═════ EXTRACTED DATA ═════

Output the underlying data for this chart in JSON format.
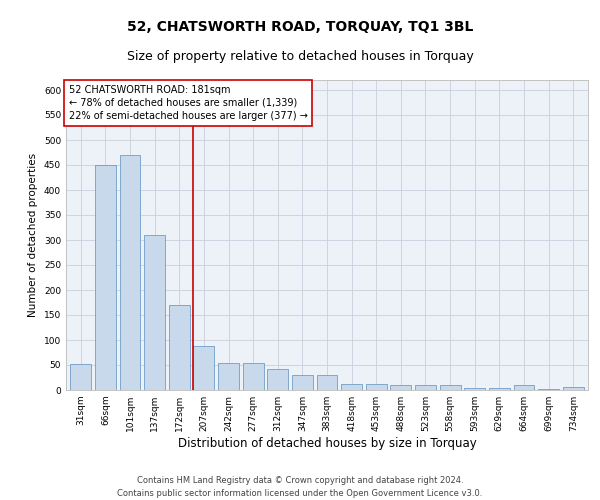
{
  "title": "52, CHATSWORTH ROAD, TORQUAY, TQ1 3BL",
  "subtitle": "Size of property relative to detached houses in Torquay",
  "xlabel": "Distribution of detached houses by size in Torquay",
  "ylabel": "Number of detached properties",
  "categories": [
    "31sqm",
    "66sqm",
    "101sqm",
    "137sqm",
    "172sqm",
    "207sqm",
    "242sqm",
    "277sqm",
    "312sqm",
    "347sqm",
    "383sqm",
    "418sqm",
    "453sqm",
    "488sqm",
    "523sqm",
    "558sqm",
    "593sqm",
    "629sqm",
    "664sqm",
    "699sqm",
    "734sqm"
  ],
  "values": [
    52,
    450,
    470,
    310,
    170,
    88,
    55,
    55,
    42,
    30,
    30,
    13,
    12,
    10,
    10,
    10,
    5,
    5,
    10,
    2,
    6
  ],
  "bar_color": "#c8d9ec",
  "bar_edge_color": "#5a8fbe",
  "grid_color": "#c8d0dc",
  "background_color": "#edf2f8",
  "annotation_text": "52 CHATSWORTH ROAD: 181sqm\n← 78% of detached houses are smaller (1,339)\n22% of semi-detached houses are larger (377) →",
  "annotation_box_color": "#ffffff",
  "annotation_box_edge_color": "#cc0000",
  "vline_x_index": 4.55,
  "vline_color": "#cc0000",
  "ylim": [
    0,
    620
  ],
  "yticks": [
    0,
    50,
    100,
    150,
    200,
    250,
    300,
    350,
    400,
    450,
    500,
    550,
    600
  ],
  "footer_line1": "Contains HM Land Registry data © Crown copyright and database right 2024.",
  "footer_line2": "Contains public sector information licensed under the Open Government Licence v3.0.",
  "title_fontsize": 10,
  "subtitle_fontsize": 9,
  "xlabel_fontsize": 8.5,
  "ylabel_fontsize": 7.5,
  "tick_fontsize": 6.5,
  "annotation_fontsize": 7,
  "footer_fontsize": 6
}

═════

EXERCISE GOAL:
Go through the lines above. Select every one that has the string "ROAD".

THE SOLUTION:
  "title": "52, CHATSWORTH ROAD, TORQUAY, TQ1 3BL",
  "annotation_text": "52 CHATSWORTH ROAD: 181sqm\n← 78% of detached houses are smaller (1,339)\n22% of semi-detached houses are larger (377) →",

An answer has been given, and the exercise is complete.